[Items from a figure collection]
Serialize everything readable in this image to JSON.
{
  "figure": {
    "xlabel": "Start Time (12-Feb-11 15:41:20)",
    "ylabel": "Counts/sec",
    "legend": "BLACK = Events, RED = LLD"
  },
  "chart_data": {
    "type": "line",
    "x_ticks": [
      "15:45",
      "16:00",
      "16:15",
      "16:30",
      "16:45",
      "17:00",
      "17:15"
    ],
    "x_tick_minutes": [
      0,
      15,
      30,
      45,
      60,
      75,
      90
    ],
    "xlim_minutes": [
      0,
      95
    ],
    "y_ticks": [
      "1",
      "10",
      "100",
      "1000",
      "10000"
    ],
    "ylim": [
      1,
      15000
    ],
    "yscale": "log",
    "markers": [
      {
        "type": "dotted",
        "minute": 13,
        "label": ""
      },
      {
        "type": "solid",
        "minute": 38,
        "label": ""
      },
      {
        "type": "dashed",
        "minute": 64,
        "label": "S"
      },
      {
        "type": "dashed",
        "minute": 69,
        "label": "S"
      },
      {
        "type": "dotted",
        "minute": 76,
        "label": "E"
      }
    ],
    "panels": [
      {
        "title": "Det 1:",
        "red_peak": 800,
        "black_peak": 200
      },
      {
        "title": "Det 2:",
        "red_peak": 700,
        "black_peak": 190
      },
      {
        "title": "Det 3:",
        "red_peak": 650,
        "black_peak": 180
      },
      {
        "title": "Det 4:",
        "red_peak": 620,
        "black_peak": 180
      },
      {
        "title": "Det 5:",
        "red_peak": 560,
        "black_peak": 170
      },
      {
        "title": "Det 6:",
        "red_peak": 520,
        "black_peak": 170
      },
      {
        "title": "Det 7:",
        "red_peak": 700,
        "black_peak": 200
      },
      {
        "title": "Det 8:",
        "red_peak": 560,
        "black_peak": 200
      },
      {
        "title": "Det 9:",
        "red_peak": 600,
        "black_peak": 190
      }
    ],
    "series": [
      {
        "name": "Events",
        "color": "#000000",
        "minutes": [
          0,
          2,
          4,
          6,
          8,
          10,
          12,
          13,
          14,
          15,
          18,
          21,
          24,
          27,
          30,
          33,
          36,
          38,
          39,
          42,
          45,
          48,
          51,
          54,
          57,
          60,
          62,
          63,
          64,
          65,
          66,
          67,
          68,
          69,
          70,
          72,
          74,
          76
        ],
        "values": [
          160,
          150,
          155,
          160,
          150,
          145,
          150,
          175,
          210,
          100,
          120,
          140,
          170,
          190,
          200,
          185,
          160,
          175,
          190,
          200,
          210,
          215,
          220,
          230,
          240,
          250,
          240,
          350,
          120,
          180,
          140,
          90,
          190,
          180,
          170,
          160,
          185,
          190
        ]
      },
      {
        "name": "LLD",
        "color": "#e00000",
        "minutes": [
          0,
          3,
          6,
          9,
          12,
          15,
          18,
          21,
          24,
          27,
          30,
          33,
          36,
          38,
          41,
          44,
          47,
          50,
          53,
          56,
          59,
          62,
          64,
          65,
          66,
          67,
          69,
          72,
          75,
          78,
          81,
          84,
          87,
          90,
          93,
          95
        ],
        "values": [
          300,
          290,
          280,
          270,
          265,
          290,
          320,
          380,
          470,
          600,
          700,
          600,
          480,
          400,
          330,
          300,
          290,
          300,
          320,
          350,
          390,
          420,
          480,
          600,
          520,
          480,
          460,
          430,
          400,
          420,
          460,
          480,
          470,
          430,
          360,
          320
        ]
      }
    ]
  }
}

_EXERCISE_
Write out the material exactly as given.

_FULL SOLUTION_
Serialize everything readable in this image to JSON.
{
  "figure": {
    "xlabel": "Start Time (12-Feb-11 15:41:20)",
    "ylabel": "Counts/sec",
    "legend": "BLACK = Events, RED = LLD"
  },
  "chart_data": {
    "type": "line",
    "x_ticks": [
      "15:45",
      "16:00",
      "16:15",
      "16:30",
      "16:45",
      "17:00",
      "17:15"
    ],
    "x_tick_minutes": [
      0,
      15,
      30,
      45,
      60,
      75,
      90
    ],
    "xlim_minutes": [
      0,
      95
    ],
    "y_ticks": [
      "1",
      "10",
      "100",
      "1000",
      "10000"
    ],
    "ylim": [
      1,
      15000
    ],
    "yscale": "log",
    "markers": [
      {
        "type": "dotted",
        "minute": 13,
        "label": ""
      },
      {
        "type": "solid",
        "minute": 38,
        "label": ""
      },
      {
        "type": "dashed",
        "minute": 64,
        "label": "S"
      },
      {
        "type": "dashed",
        "minute": 69,
        "label": "S"
      },
      {
        "type": "dotted",
        "minute": 76,
        "label": "E"
      }
    ],
    "panels": [
      {
        "title": "Det 1:",
        "red_peak": 800,
        "black_peak": 200
      },
      {
        "title": "Det 2:",
        "red_peak": 700,
        "black_peak": 190
      },
      {
        "title": "Det 3:",
        "red_peak": 650,
        "black_peak": 180
      },
      {
        "title": "Det 4:",
        "red_peak": 620,
        "black_peak": 180
      },
      {
        "title": "Det 5:",
        "red_peak": 560,
        "black_peak": 170
      },
      {
        "title": "Det 6:",
        "red_peak": 520,
        "black_peak": 170
      },
      {
        "title": "Det 7:",
        "red_peak": 700,
        "black_peak": 200
      },
      {
        "title": "Det 8:",
        "red_peak": 560,
        "black_peak": 200
      },
      {
        "title": "Det 9:",
        "red_peak": 600,
        "black_peak": 190
      }
    ],
    "series": [
      {
        "name": "Events",
        "color": "#000000",
        "minutes": [
          0,
          2,
          4,
          6,
          8,
          10,
          12,
          13,
          14,
          15,
          18,
          21,
          24,
          27,
          30,
          33,
          36,
          38,
          39,
          42,
          45,
          48,
          51,
          54,
          57,
          60,
          62,
          63,
          64,
          65,
          66,
          67,
          68,
          69,
          70,
          72,
          74,
          76
        ],
        "values": [
          160,
          150,
          155,
          160,
          150,
          145,
          150,
          175,
          210,
          100,
          120,
          140,
          170,
          190,
          200,
          185,
          160,
          175,
          190,
          200,
          210,
          215,
          220,
          230,
          240,
          250,
          240,
          350,
          120,
          180,
          140,
          90,
          190,
          180,
          170,
          160,
          185,
          190
        ]
      },
      {
        "name": "LLD",
        "color": "#e00000",
        "minutes": [
          0,
          3,
          6,
          9,
          12,
          15,
          18,
          21,
          24,
          27,
          30,
          33,
          36,
          38,
          41,
          44,
          47,
          50,
          53,
          56,
          59,
          62,
          64,
          65,
          66,
          67,
          69,
          72,
          75,
          78,
          81,
          84,
          87,
          90,
          93,
          95
        ],
        "values": [
          300,
          290,
          280,
          270,
          265,
          290,
          320,
          380,
          470,
          600,
          700,
          600,
          480,
          400,
          330,
          300,
          290,
          300,
          320,
          350,
          390,
          420,
          480,
          600,
          520,
          480,
          460,
          430,
          400,
          420,
          460,
          480,
          470,
          430,
          360,
          320
        ]
      }
    ]
  }
}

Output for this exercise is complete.